#### [Aim of the task]
Give the data a second time, exactly and in full.

#### [Dataset excerpts]
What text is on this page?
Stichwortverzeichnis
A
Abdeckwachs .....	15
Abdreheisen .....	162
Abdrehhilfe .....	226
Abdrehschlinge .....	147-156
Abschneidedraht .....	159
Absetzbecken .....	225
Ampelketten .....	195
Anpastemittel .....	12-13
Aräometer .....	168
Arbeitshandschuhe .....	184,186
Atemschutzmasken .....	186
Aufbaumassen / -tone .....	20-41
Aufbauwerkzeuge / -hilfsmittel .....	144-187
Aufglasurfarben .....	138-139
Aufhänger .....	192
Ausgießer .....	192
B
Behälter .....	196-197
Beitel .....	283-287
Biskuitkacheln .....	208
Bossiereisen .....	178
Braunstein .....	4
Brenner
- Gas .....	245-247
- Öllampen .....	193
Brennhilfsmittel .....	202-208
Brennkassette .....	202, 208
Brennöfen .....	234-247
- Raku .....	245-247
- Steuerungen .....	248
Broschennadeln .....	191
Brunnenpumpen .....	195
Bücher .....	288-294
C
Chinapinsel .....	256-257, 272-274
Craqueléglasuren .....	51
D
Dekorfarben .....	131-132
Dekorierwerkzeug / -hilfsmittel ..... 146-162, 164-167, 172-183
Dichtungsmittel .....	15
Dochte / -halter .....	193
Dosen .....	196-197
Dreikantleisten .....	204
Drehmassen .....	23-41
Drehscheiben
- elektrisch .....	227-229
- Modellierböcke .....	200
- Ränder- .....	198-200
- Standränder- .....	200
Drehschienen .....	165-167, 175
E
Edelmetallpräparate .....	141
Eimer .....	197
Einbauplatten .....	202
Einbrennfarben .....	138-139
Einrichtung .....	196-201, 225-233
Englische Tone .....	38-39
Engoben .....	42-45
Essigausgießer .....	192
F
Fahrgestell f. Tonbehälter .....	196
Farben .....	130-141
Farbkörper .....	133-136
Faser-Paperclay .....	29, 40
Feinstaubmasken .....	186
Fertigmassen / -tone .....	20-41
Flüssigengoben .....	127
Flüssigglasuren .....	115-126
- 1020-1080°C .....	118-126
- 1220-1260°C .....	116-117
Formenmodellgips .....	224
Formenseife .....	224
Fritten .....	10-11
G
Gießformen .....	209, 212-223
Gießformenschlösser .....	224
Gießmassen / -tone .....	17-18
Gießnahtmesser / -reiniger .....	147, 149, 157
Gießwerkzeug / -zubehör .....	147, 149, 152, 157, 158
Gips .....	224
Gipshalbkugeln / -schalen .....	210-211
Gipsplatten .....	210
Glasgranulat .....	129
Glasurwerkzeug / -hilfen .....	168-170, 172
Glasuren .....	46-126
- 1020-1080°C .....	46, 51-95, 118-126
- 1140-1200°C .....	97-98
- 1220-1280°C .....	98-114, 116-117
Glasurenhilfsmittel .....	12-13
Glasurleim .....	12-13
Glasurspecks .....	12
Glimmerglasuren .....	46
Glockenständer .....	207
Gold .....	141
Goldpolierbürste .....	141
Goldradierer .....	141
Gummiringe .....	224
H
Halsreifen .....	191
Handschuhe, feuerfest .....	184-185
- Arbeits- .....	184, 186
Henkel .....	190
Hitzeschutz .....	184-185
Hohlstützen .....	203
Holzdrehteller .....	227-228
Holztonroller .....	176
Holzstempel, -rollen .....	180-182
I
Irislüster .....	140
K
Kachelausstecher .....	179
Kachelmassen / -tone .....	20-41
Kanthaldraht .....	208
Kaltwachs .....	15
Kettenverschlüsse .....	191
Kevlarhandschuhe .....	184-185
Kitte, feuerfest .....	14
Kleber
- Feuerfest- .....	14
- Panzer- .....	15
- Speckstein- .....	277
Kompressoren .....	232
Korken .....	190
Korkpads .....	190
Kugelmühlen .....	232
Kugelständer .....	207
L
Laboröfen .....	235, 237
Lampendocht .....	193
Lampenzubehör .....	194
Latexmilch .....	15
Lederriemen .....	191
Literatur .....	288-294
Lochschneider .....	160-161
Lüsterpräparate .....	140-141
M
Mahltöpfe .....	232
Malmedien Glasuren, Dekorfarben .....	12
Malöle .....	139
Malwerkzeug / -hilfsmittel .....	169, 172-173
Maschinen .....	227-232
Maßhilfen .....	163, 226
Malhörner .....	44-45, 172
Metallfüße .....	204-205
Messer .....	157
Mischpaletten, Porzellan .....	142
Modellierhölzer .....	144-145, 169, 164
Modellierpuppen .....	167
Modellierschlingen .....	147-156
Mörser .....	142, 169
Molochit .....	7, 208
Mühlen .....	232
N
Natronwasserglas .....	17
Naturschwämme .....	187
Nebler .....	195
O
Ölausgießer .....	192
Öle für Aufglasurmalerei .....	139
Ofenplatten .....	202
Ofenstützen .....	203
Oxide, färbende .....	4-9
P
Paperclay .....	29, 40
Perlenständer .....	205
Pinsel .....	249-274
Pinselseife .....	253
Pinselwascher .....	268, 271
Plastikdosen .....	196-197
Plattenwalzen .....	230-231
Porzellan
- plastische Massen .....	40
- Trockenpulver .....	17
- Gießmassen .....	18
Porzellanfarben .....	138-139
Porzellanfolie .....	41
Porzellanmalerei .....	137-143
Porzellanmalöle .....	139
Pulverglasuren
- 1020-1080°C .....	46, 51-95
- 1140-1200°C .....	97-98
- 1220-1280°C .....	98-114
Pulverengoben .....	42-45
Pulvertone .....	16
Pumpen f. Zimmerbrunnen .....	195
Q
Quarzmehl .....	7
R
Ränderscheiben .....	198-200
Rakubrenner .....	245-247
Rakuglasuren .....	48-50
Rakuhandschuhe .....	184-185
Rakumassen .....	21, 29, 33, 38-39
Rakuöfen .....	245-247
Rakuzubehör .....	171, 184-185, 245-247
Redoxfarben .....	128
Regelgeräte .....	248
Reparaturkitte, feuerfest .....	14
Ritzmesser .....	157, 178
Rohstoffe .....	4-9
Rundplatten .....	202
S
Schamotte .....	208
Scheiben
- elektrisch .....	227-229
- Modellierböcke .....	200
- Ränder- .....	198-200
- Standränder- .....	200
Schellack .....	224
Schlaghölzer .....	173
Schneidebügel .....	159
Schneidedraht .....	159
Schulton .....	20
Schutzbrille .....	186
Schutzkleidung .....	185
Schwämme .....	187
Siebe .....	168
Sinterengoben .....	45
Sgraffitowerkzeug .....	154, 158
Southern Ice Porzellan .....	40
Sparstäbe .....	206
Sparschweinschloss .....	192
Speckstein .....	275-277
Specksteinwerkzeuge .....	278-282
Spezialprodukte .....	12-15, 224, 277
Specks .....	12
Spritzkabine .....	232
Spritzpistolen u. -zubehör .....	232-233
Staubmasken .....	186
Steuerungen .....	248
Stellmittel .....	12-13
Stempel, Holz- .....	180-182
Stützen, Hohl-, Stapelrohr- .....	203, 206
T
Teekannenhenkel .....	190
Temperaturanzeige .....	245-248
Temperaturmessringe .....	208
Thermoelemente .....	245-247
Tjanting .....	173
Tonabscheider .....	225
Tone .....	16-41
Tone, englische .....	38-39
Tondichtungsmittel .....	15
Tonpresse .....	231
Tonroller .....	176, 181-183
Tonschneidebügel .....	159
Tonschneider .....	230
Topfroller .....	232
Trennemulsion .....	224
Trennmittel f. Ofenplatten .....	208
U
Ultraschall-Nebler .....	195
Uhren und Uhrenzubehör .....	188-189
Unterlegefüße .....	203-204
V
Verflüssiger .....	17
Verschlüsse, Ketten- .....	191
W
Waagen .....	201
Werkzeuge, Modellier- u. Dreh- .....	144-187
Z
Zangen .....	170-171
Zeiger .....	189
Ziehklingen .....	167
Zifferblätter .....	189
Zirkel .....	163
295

#### [Exercise solution]
What text is on this page?
Stichwortverzeichnis
A
Abdeckwachs .....	15
Abdreheisen .....	162
Abdrehhilfe .....	226
Abdrehschlinge .....	147-156
Abschneidedraht .....	159
Absetzbecken .....	225
Ampelketten .....	195
Anpastemittel .....	12-13
Aräometer .....	168
Arbeitshandschuhe .....	184,186
Atemschutzmasken .....	186
Aufbaumassen / -tone .....	20-41
Aufbauwerkzeuge / -hilfsmittel .....	144-187
Aufglasurfarben .....	138-139
Aufhänger .....	192
Ausgießer .....	192
B
Behälter .....	196-197
Beitel .....	283-287
Biskuitkacheln .....	208
Bossiereisen .....	178
Braunstein .....	4
Brenner
- Gas .....	245-247
- Öllampen .....	193
Brennhilfsmittel .....	202-208
Brennkassette .....	202, 208
Brennöfen .....	234-247
- Raku .....	245-247
- Steuerungen .....	248
Broschennadeln .....	191
Brunnenpumpen .....	195
Bücher .....	288-294
C
Chinapinsel .....	256-257, 272-274
Craqueléglasuren .....	51
D
Dekorfarben .....	131-132
Dekorierwerkzeug / -hilfsmittel ..... 146-162, 164-167, 172-183
Dichtungsmittel .....	15
Dochte / -halter .....	193
Dosen .....	196-197
Dreikantleisten .....	204
Drehmassen .....	23-41
Drehscheiben
- elektrisch .....	227-229
- Modellierböcke .....	200
- Ränder- .....	198-200
- Standränder- .....	200
Drehschienen .....	165-167, 175
E
Edelmetallpräparate .....	141
Eimer .....	197
Einbauplatten .....	202
Einbrennfarben .....	138-139
Einrichtung .....	196-201, 225-233
Englische Tone .....	38-39
Engoben .....	42-45
Essigausgießer .....	192
F
Fahrgestell f. Tonbehälter .....	196
Farben .....	130-141
Farbkörper .....	133-136
Faser-Paperclay .....	29, 40
Feinstaubmasken .....	186
Fertigmassen / -tone .....	20-41
Flüssigengoben .....	127
Flüssigglasuren .....	115-126
- 1020-1080°C .....	118-126
- 1220-1260°C .....	116-117
Formenmodellgips .....	224
Formenseife .....	224
Fritten .....	10-11
G
Gießformen .....	209, 212-223
Gießformenschlösser .....	224
Gießmassen / -tone .....	17-18
Gießnahtmesser / -reiniger .....	147, 149, 157
Gießwerkzeug / -zubehör .....	147, 149, 152, 157, 158
Gips .....	224
Gipshalbkugeln / -schalen .....	210-211
Gipsplatten .....	210
Glasgranulat .....	129
Glasurwerkzeug / -hilfen .....	168-170, 172
Glasuren .....	46-126
- 1020-1080°C .....	46, 51-95, 118-126
- 1140-1200°C .....	97-98
- 1220-1280°C .....	98-114, 116-117
Glasurenhilfsmittel .....	12-13
Glasurleim .....	12-13
Glasurspecks .....	12
Glimmerglasuren .....	46
Glockenständer .....	207
Gold .....	141
Goldpolierbürste .....	141
Goldradierer .....	141
Gummiringe .....	224
H
Halsreifen .....	191
Handschuhe, feuerfest .....	184-185
- Arbeits- .....	184, 186
Henkel .....	190
Hitzeschutz .....	184-185
Hohlstützen .....	203
Holzdrehteller .....	227-228
Holztonroller .....	176
Holzstempel, -rollen .....	180-182
I
Irislüster .....	140
K
Kachelausstecher .....	179
Kachelmassen / -tone .....	20-41
Kanthaldraht .....	208
Kaltwachs .....	15
Kettenverschlüsse .....	191
Kevlarhandschuhe .....	184-185
Kitte, feuerfest .....	14
Kleber
- Feuerfest- .....	14
- Panzer- .....	15
- Speckstein- .....	277
Kompressoren .....	232
Korken .....	190
Korkpads .....	190
Kugelmühlen .....	232
Kugelständer .....	207
L
Laboröfen .....	235, 237
Lampendocht .....	193
Lampenzubehör .....	194
Latexmilch .....	15
Lederriemen .....	191
Literatur .....	288-294
Lochschneider .....	160-161
Lüsterpräparate .....	140-141
M
Mahltöpfe .....	232
Malmedien Glasuren, Dekorfarben .....	12
Malöle .....	139
Malwerkzeug / -hilfsmittel .....	169, 172-173
Maschinen .....	227-232
Maßhilfen .....	163, 226
Malhörner .....	44-45, 172
Metallfüße .....	204-205
Messer .....	157
Mischpaletten, Porzellan .....	142
Modellierhölzer .....	144-145, 169, 164
Modellierpuppen .....	167
Modellierschlingen .....	147-156
Mörser .....	142, 169
Molochit .....	7, 208
Mühlen .....	232
N
Natronwasserglas .....	17
Naturschwämme .....	187
Nebler .....	195
O
Ölausgießer .....	192
Öle für Aufglasurmalerei .....	139
Ofenplatten .....	202
Ofenstützen .....	203
Oxide, färbende .....	4-9
P
Paperclay .....	29, 40
Perlenständer .....	205
Pinsel .....	249-274
Pinselseife .....	253
Pinselwascher .....	268, 271
Plastikdosen .....	196-197
Plattenwalzen .....	230-231
Porzellan
- plastische Massen .....	40
- Trockenpulver .....	17
- Gießmassen .....	18
Porzellanfarben .....	138-139
Porzellanfolie .....	41
Porzellanmalerei .....	137-143
Porzellanmalöle .....	139
Pulverglasuren
- 1020-1080°C .....	46, 51-95
- 1140-1200°C .....	97-98
- 1220-1280°C .....	98-114
Pulverengoben .....	42-45
Pulvertone .....	16
Pumpen f. Zimmerbrunnen .....	195
Q
Quarzmehl .....	7
R
Ränderscheiben .....	198-200
Rakubrenner .....	245-247
Rakuglasuren .....	48-50
Rakuhandschuhe .....	184-185
Rakumassen .....	21, 29, 33, 38-39
Rakuöfen .....	245-247
Rakuzubehör .....	171, 184-185, 245-247
Redoxfarben .....	128
Regelgeräte .....	248
Reparaturkitte, feuerfest .....	14
Ritzmesser .....	157, 178
Rohstoffe .....	4-9
Rundplatten .....	202
S
Schamotte .....	208
Scheiben
- elektrisch .....	227-229
- Modellierböcke .....	200
- Ränder- .....	198-200
- Standränder- .....	200
Schellack .....	224
Schlaghölzer .....	173
Schneidebügel .....	159
Schneidedraht .....	159
Schulton .....	20
Schutzbrille .....	186
Schutzkleidung .....	185
Schwämme .....	187
Siebe .....	168
Sinterengoben .....	45
Sgraffitowerkzeug .....	154, 158
Southern Ice Porzellan .....	40
Sparstäbe .....	206
Sparschweinschloss .....	192
Speckstein .....	275-277
Specksteinwerkzeuge .....	278-282
Spezialprodukte .....	12-15, 224, 277
Specks .....	12
Spritzkabine .....	232
Spritzpistolen u. -zubehör .....	232-233
Staubmasken .....	186
Steuerungen .....	248
Stellmittel .....	12-13
Stempel, Holz- .....	180-182
Stützen, Hohl-, Stapelrohr- .....	203, 206
T
Teekannenhenkel .....	190
Temperaturanzeige .....	245-248
Temperaturmessringe .....	208
Thermoelemente .....	245-247
Tjanting .....	173
Tonabscheider .....	225
Tone .....	16-41
Tone, englische .....	38-39
Tondichtungsmittel .....	15
Tonpresse .....	231
Tonroller .....	176, 181-183
Tonschneidebügel .....	159
Tonschneider .....	230
Topfroller .....	232
Trennemulsion .....	224
Trennmittel f. Ofenplatten .....	208
U
Ultraschall-Nebler .....	195
Uhren und Uhrenzubehör .....	188-189
Unterlegefüße .....	203-204
V
Verflüssiger .....	17
Verschlüsse, Ketten- .....	191
W
Waagen .....	201
Werkzeuge, Modellier- u. Dreh- .....	144-187
Z
Zangen .....	170-171
Zeiger .....	189
Ziehklingen .....	167
Zifferblätter .....	189
Zirkel .....	163
295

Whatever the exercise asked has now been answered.